▶ TASK DIRECTIONS: Copy out all the entries word for word.

▶ INPUT FOR THIS TASK:
-- Begin --

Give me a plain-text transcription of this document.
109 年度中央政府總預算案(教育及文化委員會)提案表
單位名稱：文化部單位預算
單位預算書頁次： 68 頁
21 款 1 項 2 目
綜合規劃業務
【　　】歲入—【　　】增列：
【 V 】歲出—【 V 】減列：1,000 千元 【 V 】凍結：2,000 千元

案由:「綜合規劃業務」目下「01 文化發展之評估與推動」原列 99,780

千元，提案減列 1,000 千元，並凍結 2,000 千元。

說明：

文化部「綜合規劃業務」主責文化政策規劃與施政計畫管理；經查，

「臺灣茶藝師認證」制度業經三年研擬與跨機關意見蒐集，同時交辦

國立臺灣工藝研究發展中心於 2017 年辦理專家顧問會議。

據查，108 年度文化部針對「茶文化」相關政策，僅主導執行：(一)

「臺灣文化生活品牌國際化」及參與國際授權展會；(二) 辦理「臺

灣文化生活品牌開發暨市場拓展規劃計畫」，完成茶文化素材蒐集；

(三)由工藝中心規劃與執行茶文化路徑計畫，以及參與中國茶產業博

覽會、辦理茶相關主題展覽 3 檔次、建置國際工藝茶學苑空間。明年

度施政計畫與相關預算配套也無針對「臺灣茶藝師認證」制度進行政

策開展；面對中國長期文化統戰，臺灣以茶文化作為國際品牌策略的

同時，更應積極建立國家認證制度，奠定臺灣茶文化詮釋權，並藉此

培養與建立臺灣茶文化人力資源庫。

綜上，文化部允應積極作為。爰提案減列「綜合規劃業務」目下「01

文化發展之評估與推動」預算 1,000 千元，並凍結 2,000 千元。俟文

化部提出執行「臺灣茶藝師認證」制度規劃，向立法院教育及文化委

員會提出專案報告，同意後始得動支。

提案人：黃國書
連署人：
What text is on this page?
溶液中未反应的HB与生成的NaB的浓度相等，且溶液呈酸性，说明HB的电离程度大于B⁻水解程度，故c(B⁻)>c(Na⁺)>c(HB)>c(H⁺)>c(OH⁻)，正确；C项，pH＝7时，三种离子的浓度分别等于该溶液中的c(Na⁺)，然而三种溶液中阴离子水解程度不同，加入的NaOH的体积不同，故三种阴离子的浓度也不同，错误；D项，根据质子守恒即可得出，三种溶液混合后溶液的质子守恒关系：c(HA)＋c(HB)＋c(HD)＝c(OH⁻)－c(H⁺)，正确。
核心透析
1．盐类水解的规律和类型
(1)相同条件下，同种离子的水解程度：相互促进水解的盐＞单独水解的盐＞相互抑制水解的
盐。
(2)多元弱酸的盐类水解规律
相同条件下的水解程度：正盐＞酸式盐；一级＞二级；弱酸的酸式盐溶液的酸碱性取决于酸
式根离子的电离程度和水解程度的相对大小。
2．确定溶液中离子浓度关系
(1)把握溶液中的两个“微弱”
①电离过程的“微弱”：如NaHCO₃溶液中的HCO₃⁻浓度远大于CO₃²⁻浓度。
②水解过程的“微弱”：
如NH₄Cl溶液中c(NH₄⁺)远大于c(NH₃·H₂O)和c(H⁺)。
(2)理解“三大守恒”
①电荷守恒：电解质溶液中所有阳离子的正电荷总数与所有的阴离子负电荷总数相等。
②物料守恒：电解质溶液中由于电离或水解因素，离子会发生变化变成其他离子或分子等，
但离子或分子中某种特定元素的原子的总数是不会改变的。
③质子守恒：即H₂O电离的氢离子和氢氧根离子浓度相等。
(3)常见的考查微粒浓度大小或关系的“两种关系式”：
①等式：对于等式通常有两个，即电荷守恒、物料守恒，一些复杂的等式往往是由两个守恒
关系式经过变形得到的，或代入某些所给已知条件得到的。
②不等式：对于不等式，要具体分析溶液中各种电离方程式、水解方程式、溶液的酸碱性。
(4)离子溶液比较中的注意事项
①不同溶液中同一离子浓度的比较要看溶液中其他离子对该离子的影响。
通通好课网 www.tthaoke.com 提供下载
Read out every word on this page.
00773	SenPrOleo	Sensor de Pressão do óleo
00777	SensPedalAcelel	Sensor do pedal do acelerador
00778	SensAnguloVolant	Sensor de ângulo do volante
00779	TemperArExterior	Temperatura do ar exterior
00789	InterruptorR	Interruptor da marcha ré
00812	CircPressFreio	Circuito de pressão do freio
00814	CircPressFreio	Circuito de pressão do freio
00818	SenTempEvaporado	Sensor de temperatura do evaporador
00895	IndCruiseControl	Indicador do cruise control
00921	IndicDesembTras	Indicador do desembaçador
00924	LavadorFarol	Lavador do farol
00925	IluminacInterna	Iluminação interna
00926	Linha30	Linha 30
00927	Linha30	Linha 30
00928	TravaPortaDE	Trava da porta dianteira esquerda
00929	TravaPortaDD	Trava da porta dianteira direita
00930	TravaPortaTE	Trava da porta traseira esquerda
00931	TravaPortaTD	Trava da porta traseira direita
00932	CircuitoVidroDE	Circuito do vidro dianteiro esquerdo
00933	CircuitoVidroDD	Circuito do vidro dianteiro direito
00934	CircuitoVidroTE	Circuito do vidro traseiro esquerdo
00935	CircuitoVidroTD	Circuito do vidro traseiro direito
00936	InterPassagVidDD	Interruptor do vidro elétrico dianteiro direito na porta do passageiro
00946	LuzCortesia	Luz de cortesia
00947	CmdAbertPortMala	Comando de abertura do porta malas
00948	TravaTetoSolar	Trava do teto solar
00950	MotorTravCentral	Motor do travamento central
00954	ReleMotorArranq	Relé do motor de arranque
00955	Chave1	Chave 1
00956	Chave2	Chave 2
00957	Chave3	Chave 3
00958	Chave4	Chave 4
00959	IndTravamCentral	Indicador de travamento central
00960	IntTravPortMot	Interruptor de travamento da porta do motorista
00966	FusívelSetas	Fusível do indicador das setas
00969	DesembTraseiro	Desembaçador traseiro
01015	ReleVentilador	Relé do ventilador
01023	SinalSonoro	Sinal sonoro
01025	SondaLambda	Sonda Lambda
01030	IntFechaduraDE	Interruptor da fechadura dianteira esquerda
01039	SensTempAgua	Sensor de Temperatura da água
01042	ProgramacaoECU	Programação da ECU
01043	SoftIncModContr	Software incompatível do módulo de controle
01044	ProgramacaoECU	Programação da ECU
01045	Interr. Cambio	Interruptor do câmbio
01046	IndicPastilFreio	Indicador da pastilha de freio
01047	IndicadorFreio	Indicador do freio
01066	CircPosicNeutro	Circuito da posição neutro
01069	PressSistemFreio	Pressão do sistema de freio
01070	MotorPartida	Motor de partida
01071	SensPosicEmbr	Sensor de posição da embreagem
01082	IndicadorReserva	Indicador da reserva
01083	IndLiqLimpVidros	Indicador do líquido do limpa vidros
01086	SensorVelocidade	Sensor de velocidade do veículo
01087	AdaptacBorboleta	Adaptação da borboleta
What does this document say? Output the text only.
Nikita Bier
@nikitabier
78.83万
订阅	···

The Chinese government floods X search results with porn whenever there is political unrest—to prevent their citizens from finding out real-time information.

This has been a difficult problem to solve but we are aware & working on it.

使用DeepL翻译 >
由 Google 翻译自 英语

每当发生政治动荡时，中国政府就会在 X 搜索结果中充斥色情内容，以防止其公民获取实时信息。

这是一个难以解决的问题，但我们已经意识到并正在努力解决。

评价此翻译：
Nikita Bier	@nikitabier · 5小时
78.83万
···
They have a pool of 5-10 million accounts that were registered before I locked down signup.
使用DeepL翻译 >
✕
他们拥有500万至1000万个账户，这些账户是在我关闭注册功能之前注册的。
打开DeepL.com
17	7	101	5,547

-- End --

▶ WRITTEN REPLY:
Give me a plain-text transcription of this document.
109 年度中央政府總預算案(教育及文化委員會)提案表
單位名稱：文化部單位預算
單位預算書頁次： 68 頁
21 款 1 項 2 目
綜合規劃業務
【　　】歲入—【　　】增列：
【 V 】歲出—【 V 】減列：1,000 千元 【 V 】凍結：2,000 千元

案由:「綜合規劃業務」目下「01 文化發展之評估與推動」原列 99,780

千元，提案減列 1,000 千元，並凍結 2,000 千元。

說明：

文化部「綜合規劃業務」主責文化政策規劃與施政計畫管理；經查，

「臺灣茶藝師認證」制度業經三年研擬與跨機關意見蒐集，同時交辦

國立臺灣工藝研究發展中心於 2017 年辦理專家顧問會議。

據查，108 年度文化部針對「茶文化」相關政策，僅主導執行：(一)

「臺灣文化生活品牌國際化」及參與國際授權展會；(二) 辦理「臺

灣文化生活品牌開發暨市場拓展規劃計畫」，完成茶文化素材蒐集；

(三)由工藝中心規劃與執行茶文化路徑計畫，以及參與中國茶產業博

覽會、辦理茶相關主題展覽 3 檔次、建置國際工藝茶學苑空間。明年

度施政計畫與相關預算配套也無針對「臺灣茶藝師認證」制度進行政

策開展；面對中國長期文化統戰，臺灣以茶文化作為國際品牌策略的

同時，更應積極建立國家認證制度，奠定臺灣茶文化詮釋權，並藉此

培養與建立臺灣茶文化人力資源庫。

綜上，文化部允應積極作為。爰提案減列「綜合規劃業務」目下「01

文化發展之評估與推動」預算 1,000 千元，並凍結 2,000 千元。俟文

化部提出執行「臺灣茶藝師認證」制度規劃，向立法院教育及文化委

員會提出專案報告，同意後始得動支。

提案人：黃國書
連署人：
What text is on this page?
溶液中未反应的HB与生成的NaB的浓度相等，且溶液呈酸性，说明HB的电离程度大于B⁻水解程度，故c(B⁻)>c(Na⁺)>c(HB)>c(H⁺)>c(OH⁻)，正确；C项，pH＝7时，三种离子的浓度分别等于该溶液中的c(Na⁺)，然而三种溶液中阴离子水解程度不同，加入的NaOH的体积不同，故三种阴离子的浓度也不同，错误；D项，根据质子守恒即可得出，三种溶液混合后溶液的质子守恒关系：c(HA)＋c(HB)＋c(HD)＝c(OH⁻)－c(H⁺)，正确。
核心透析
1．盐类水解的规律和类型
(1)相同条件下，同种离子的水解程度：相互促进水解的盐＞单独水解的盐＞相互抑制水解的
盐。
(2)多元弱酸的盐类水解规律
相同条件下的水解程度：正盐＞酸式盐；一级＞二级；弱酸的酸式盐溶液的酸碱性取决于酸
式根离子的电离程度和水解程度的相对大小。
2．确定溶液中离子浓度关系
(1)把握溶液中的两个“微弱”
①电离过程的“微弱”：如NaHCO₃溶液中的HCO₃⁻浓度远大于CO₃²⁻浓度。
②水解过程的“微弱”：
如NH₄Cl溶液中c(NH₄⁺)远大于c(NH₃·H₂O)和c(H⁺)。
(2)理解“三大守恒”
①电荷守恒：电解质溶液中所有阳离子的正电荷总数与所有的阴离子负电荷总数相等。
②物料守恒：电解质溶液中由于电离或水解因素，离子会发生变化变成其他离子或分子等，
但离子或分子中某种特定元素的原子的总数是不会改变的。
③质子守恒：即H₂O电离的氢离子和氢氧根离子浓度相等。
(3)常见的考查微粒浓度大小或关系的“两种关系式”：
①等式：对于等式通常有两个，即电荷守恒、物料守恒，一些复杂的等式往往是由两个守恒
关系式经过变形得到的，或代入某些所给已知条件得到的。
②不等式：对于不等式，要具体分析溶液中各种电离方程式、水解方程式、溶液的酸碱性。
(4)离子溶液比较中的注意事项
①不同溶液中同一离子浓度的比较要看溶液中其他离子对该离子的影响。
通通好课网 www.tthaoke.com 提供下载
Read out every word on this page.
00773	SenPrOleo	Sensor de Pressão do óleo
00777	SensPedalAcelel	Sensor do pedal do acelerador
00778	SensAnguloVolant	Sensor de ângulo do volante
00779	TemperArExterior	Temperatura do ar exterior
00789	InterruptorR	Interruptor da marcha ré
00812	CircPressFreio	Circuito de pressão do freio
00814	CircPressFreio	Circuito de pressão do freio
00818	SenTempEvaporado	Sensor de temperatura do evaporador
00895	IndCruiseControl	Indicador do cruise control
00921	IndicDesembTras	Indicador do desembaçador
00924	LavadorFarol	Lavador do farol
00925	IluminacInterna	Iluminação interna
00926	Linha30	Linha 30
00927	Linha30	Linha 30
00928	TravaPortaDE	Trava da porta dianteira esquerda
00929	TravaPortaDD	Trava da porta dianteira direita
00930	TravaPortaTE	Trava da porta traseira esquerda
00931	TravaPortaTD	Trava da porta traseira direita
00932	CircuitoVidroDE	Circuito do vidro dianteiro esquerdo
00933	CircuitoVidroDD	Circuito do vidro dianteiro direito
00934	CircuitoVidroTE	Circuito do vidro traseiro esquerdo
00935	CircuitoVidroTD	Circuito do vidro traseiro direito
00936	InterPassagVidDD	Interruptor do vidro elétrico dianteiro direito na porta do passageiro
00946	LuzCortesia	Luz de cortesia
00947	CmdAbertPortMala	Comando de abertura do porta malas
00948	TravaTetoSolar	Trava do teto solar
00950	MotorTravCentral	Motor do travamento central
00954	ReleMotorArranq	Relé do motor de arranque
00955	Chave1	Chave 1
00956	Chave2	Chave 2
00957	Chave3	Chave 3
00958	Chave4	Chave 4
00959	IndTravamCentral	Indicador de travamento central
00960	IntTravPortMot	Interruptor de travamento da porta do motorista
00966	FusívelSetas	Fusível do indicador das setas
00969	DesembTraseiro	Desembaçador traseiro
01015	ReleVentilador	Relé do ventilador
01023	SinalSonoro	Sinal sonoro
01025	SondaLambda	Sonda Lambda
01030	IntFechaduraDE	Interruptor da fechadura dianteira esquerda
01039	SensTempAgua	Sensor de Temperatura da água
01042	ProgramacaoECU	Programação da ECU
01043	SoftIncModContr	Software incompatível do módulo de controle
01044	ProgramacaoECU	Programação da ECU
01045	Interr. Cambio	Interruptor do câmbio
01046	IndicPastilFreio	Indicador da pastilha de freio
01047	IndicadorFreio	Indicador do freio
01066	CircPosicNeutro	Circuito da posição neutro
01069	PressSistemFreio	Pressão do sistema de freio
01070	MotorPartida	Motor de partida
01071	SensPosicEmbr	Sensor de posição da embreagem
01082	IndicadorReserva	Indicador da reserva
01083	IndLiqLimpVidros	Indicador do líquido do limpa vidros
01086	SensorVelocidade	Sensor de velocidade do veículo
01087	AdaptacBorboleta	Adaptação da borboleta
What does this document say? Output the text only.
Nikita Bier
@nikitabier
78.83万
订阅	···

The Chinese government floods X search results with porn whenever there is political unrest—to prevent their citizens from finding out real-time information.

This has been a difficult problem to solve but we are aware & working on it.

使用DeepL翻译 >
由 Google 翻译自 英语

每当发生政治动荡时，中国政府就会在 X 搜索结果中充斥色情内容，以防止其公民获取实时信息。

这是一个难以解决的问题，但我们已经意识到并正在努力解决。

评价此翻译：
Nikita Bier	@nikitabier · 5小时
78.83万
···
They have a pool of 5-10 million accounts that were registered before I locked down signup.
使用DeepL翻译 >
✕
他们拥有500万至1000万个账户，这些账户是在我关闭注册功能之前注册的。
打开DeepL.com
17	7	101	5,547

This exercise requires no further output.